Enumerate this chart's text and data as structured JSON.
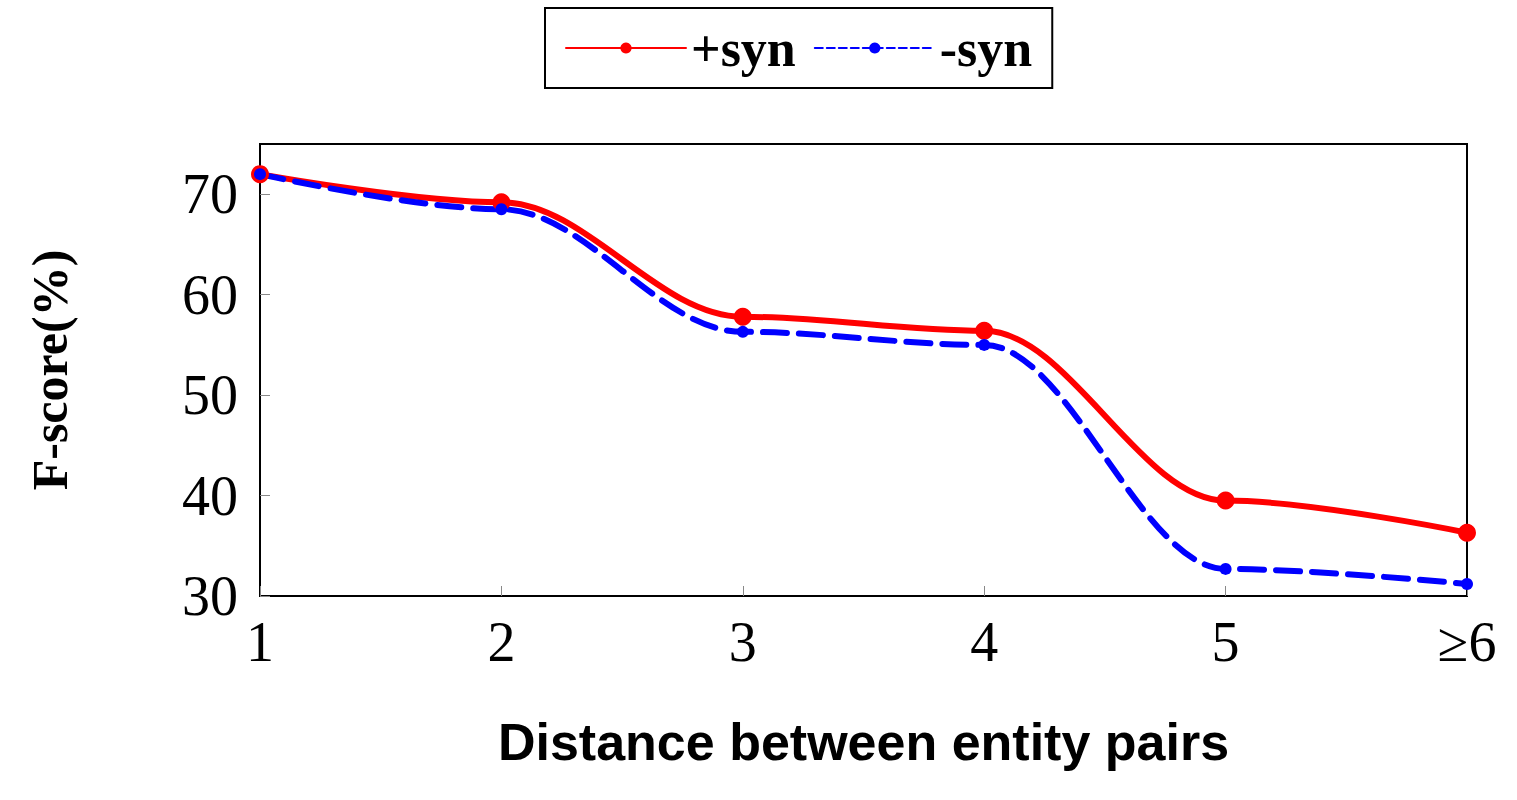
{
  "chart_data": {
    "type": "line",
    "xlabel": "Distance between entity pairs",
    "ylabel": "F-score(%)",
    "categories": [
      "1",
      "2",
      "3",
      "4",
      "5",
      "≥6"
    ],
    "series": [
      {
        "name": "+syn",
        "color": "#ff0000",
        "line_style": "solid",
        "values": [
          72.0,
          69.2,
          57.8,
          56.4,
          39.5,
          36.3
        ]
      },
      {
        "name": "-syn",
        "color": "#0000ff",
        "line_style": "dashed",
        "values": [
          72.0,
          68.5,
          56.3,
          55.0,
          32.7,
          31.2
        ]
      }
    ],
    "ylim": [
      30,
      75
    ],
    "yticks": [
      30,
      40,
      50,
      60,
      70
    ],
    "grid": false,
    "legend": "top",
    "marker": "circle"
  }
}
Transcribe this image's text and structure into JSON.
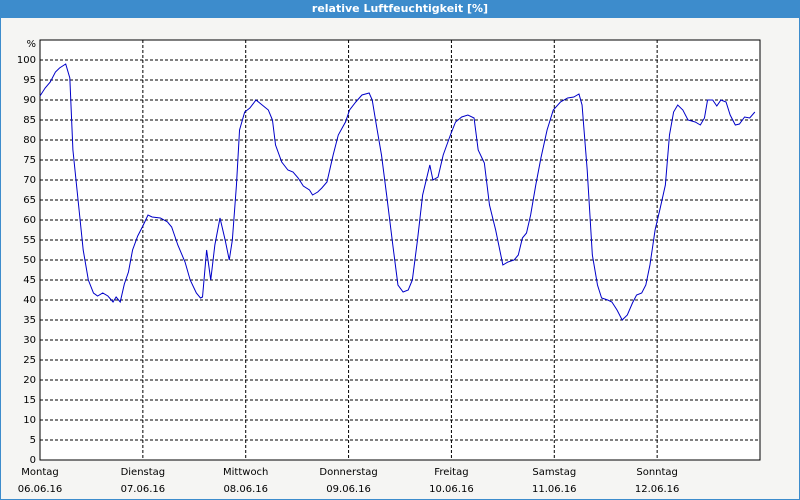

EXERCISE BRIEF: From the listing, copy every line where the string "this" appears.

TASK RESPONSE:
Enumerate this chart's text and data as structured JSON.
Transcribe this image's text and structure into JSON.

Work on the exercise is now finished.